── Materials provided
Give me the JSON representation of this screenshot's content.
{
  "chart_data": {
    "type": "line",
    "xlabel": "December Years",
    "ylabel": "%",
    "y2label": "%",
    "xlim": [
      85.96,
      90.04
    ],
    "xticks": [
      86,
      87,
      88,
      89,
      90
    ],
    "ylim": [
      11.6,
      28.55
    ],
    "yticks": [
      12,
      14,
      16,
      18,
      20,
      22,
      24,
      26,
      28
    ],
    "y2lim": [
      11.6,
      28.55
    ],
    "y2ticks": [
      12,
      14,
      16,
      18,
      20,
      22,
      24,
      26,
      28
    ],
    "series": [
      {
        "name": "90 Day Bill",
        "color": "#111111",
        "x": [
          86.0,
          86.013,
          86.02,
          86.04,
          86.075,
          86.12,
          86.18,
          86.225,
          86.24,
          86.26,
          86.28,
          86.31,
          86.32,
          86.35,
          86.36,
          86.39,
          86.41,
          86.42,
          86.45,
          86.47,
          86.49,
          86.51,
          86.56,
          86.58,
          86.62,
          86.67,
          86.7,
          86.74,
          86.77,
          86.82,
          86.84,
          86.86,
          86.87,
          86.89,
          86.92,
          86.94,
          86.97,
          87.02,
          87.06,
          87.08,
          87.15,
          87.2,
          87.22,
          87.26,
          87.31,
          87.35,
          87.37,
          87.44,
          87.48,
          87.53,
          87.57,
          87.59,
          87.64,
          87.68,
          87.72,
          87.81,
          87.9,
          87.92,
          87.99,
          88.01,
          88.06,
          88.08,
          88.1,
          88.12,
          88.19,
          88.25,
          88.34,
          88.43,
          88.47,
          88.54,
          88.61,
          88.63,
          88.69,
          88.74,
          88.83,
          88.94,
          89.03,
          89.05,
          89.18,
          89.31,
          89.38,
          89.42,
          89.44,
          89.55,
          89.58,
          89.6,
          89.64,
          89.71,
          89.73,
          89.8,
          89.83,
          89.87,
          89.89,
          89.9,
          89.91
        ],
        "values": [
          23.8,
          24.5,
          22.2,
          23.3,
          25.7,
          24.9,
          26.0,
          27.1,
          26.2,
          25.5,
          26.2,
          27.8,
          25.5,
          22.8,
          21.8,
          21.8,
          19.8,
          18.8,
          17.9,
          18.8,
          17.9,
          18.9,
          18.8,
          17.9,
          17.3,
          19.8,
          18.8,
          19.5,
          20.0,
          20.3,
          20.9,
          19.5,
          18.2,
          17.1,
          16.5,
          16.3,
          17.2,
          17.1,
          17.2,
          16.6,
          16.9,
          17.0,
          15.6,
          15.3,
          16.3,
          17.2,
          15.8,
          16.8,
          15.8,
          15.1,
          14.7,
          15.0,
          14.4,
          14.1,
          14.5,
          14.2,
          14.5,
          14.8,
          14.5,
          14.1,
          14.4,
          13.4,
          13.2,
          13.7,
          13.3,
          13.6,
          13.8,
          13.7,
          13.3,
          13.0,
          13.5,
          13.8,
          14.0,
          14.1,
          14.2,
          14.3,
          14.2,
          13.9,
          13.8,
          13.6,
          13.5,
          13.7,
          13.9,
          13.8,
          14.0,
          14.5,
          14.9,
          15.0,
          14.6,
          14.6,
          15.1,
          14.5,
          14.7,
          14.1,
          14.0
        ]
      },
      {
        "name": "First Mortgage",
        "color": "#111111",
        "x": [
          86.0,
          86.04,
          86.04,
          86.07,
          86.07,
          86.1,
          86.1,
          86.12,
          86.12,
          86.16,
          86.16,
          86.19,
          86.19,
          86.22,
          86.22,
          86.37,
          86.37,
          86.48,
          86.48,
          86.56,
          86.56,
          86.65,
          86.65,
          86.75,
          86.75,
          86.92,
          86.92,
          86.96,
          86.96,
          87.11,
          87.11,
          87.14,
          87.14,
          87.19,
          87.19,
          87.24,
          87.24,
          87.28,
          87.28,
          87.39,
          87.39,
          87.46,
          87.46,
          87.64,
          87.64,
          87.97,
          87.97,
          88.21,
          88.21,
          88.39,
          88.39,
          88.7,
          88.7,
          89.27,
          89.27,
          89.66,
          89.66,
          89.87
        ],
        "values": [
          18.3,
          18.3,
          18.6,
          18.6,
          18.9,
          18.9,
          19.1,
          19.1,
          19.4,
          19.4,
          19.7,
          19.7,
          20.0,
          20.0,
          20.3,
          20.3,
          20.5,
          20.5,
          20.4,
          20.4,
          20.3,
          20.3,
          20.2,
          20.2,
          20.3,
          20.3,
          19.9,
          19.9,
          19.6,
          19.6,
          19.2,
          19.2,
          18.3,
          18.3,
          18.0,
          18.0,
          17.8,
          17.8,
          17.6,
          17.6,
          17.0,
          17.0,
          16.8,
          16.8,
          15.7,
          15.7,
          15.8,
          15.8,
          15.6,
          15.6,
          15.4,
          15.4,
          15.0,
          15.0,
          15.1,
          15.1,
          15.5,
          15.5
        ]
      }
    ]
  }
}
────
Copy every record exactly, with nothing added or dropped.

Give me the JSON representation of this screenshot's content.
{
  "chart_data": {
    "type": "line",
    "xlabel": "December Years",
    "ylabel": "%",
    "y2label": "%",
    "xlim": [
      85.96,
      90.04
    ],
    "xticks": [
      86,
      87,
      88,
      89,
      90
    ],
    "ylim": [
      11.6,
      28.55
    ],
    "yticks": [
      12,
      14,
      16,
      18,
      20,
      22,
      24,
      26,
      28
    ],
    "y2lim": [
      11.6,
      28.55
    ],
    "y2ticks": [
      12,
      14,
      16,
      18,
      20,
      22,
      24,
      26,
      28
    ],
    "series": [
      {
        "name": "90 Day Bill",
        "color": "#111111",
        "x": [
          86.0,
          86.013,
          86.02,
          86.04,
          86.075,
          86.12,
          86.18,
          86.225,
          86.24,
          86.26,
          86.28,
          86.31,
          86.32,
          86.35,
          86.36,
          86.39,
          86.41,
          86.42,
          86.45,
          86.47,
          86.49,
          86.51,
          86.56,
          86.58,
          86.62,
          86.67,
          86.7,
          86.74,
          86.77,
          86.82,
          86.84,
          86.86,
          86.87,
          86.89,
          86.92,
          86.94,
          86.97,
          87.02,
          87.06,
          87.08,
          87.15,
          87.2,
          87.22,
          87.26,
          87.31,
          87.35,
          87.37,
          87.44,
          87.48,
          87.53,
          87.57,
          87.59,
          87.64,
          87.68,
          87.72,
          87.81,
          87.9,
          87.92,
          87.99,
          88.01,
          88.06,
          88.08,
          88.1,
          88.12,
          88.19,
          88.25,
          88.34,
          88.43,
          88.47,
          88.54,
          88.61,
          88.63,
          88.69,
          88.74,
          88.83,
          88.94,
          89.03,
          89.05,
          89.18,
          89.31,
          89.38,
          89.42,
          89.44,
          89.55,
          89.58,
          89.6,
          89.64,
          89.71,
          89.73,
          89.8,
          89.83,
          89.87,
          89.89,
          89.9,
          89.91
        ],
        "values": [
          23.8,
          24.5,
          22.2,
          23.3,
          25.7,
          24.9,
          26.0,
          27.1,
          26.2,
          25.5,
          26.2,
          27.8,
          25.5,
          22.8,
          21.8,
          21.8,
          19.8,
          18.8,
          17.9,
          18.8,
          17.9,
          18.9,
          18.8,
          17.9,
          17.3,
          19.8,
          18.8,
          19.5,
          20.0,
          20.3,
          20.9,
          19.5,
          18.2,
          17.1,
          16.5,
          16.3,
          17.2,
          17.1,
          17.2,
          16.6,
          16.9,
          17.0,
          15.6,
          15.3,
          16.3,
          17.2,
          15.8,
          16.8,
          15.8,
          15.1,
          14.7,
          15.0,
          14.4,
          14.1,
          14.5,
          14.2,
          14.5,
          14.8,
          14.5,
          14.1,
          14.4,
          13.4,
          13.2,
          13.7,
          13.3,
          13.6,
          13.8,
          13.7,
          13.3,
          13.0,
          13.5,
          13.8,
          14.0,
          14.1,
          14.2,
          14.3,
          14.2,
          13.9,
          13.8,
          13.6,
          13.5,
          13.7,
          13.9,
          13.8,
          14.0,
          14.5,
          14.9,
          15.0,
          14.6,
          14.6,
          15.1,
          14.5,
          14.7,
          14.1,
          14.0
        ]
      },
      {
        "name": "First Mortgage",
        "color": "#111111",
        "x": [
          86.0,
          86.04,
          86.04,
          86.07,
          86.07,
          86.1,
          86.1,
          86.12,
          86.12,
          86.16,
          86.16,
          86.19,
          86.19,
          86.22,
          86.22,
          86.37,
          86.37,
          86.48,
          86.48,
          86.56,
          86.56,
          86.65,
          86.65,
          86.75,
          86.75,
          86.92,
          86.92,
          86.96,
          86.96,
          87.11,
          87.11,
          87.14,
          87.14,
          87.19,
          87.19,
          87.24,
          87.24,
          87.28,
          87.28,
          87.39,
          87.39,
          87.46,
          87.46,
          87.64,
          87.64,
          87.97,
          87.97,
          88.21,
          88.21,
          88.39,
          88.39,
          88.7,
          88.7,
          89.27,
          89.27,
          89.66,
          89.66,
          89.87
        ],
        "values": [
          18.3,
          18.3,
          18.6,
          18.6,
          18.9,
          18.9,
          19.1,
          19.1,
          19.4,
          19.4,
          19.7,
          19.7,
          20.0,
          20.0,
          20.3,
          20.3,
          20.5,
          20.5,
          20.4,
          20.4,
          20.3,
          20.3,
          20.2,
          20.2,
          20.3,
          20.3,
          19.9,
          19.9,
          19.6,
          19.6,
          19.2,
          19.2,
          18.3,
          18.3,
          18.0,
          18.0,
          17.8,
          17.8,
          17.6,
          17.6,
          17.0,
          17.0,
          16.8,
          16.8,
          15.7,
          15.7,
          15.8,
          15.8,
          15.6,
          15.6,
          15.4,
          15.4,
          15.0,
          15.0,
          15.1,
          15.1,
          15.5,
          15.5
        ]
      }
    ]
  }
}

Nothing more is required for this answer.